## What the task requires
Output all lines exactly, with nothing added or dropped.
-------------------------
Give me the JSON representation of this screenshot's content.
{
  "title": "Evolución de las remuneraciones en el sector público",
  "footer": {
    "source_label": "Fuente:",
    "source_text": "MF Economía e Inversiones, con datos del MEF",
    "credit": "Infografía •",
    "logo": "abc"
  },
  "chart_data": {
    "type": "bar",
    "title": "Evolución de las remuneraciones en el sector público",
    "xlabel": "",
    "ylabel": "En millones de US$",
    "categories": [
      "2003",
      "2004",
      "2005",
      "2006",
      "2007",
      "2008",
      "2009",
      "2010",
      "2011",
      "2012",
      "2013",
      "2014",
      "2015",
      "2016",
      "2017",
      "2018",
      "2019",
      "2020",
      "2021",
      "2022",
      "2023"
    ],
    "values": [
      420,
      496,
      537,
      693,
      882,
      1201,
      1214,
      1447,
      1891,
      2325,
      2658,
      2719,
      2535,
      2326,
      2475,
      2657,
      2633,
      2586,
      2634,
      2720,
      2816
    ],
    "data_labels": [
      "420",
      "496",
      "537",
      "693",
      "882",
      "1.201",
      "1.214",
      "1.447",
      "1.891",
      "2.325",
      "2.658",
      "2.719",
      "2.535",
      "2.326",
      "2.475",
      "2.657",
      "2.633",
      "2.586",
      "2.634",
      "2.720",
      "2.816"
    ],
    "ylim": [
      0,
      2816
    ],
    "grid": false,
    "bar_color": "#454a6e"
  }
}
-------------------------
## Answer
Give me the JSON representation of this screenshot's content.
{
  "title": "Evolución de las remuneraciones en el sector público",
  "footer": {
    "source_label": "Fuente:",
    "source_text": "MF Economía e Inversiones, con datos del MEF",
    "credit": "Infografía •",
    "logo": "abc"
  },
  "chart_data": {
    "type": "bar",
    "title": "Evolución de las remuneraciones en el sector público",
    "xlabel": "",
    "ylabel": "En millones de US$",
    "categories": [
      "2003",
      "2004",
      "2005",
      "2006",
      "2007",
      "2008",
      "2009",
      "2010",
      "2011",
      "2012",
      "2013",
      "2014",
      "2015",
      "2016",
      "2017",
      "2018",
      "2019",
      "2020",
      "2021",
      "2022",
      "2023"
    ],
    "values": [
      420,
      496,
      537,
      693,
      882,
      1201,
      1214,
      1447,
      1891,
      2325,
      2658,
      2719,
      2535,
      2326,
      2475,
      2657,
      2633,
      2586,
      2634,
      2720,
      2816
    ],
    "data_labels": [
      "420",
      "496",
      "537",
      "693",
      "882",
      "1.201",
      "1.214",
      "1.447",
      "1.891",
      "2.325",
      "2.658",
      "2.719",
      "2.535",
      "2.326",
      "2.475",
      "2.657",
      "2.633",
      "2.586",
      "2.634",
      "2.720",
      "2.816"
    ],
    "ylim": [
      0,
      2816
    ],
    "grid": false,
    "bar_color": "#454a6e"
  }
}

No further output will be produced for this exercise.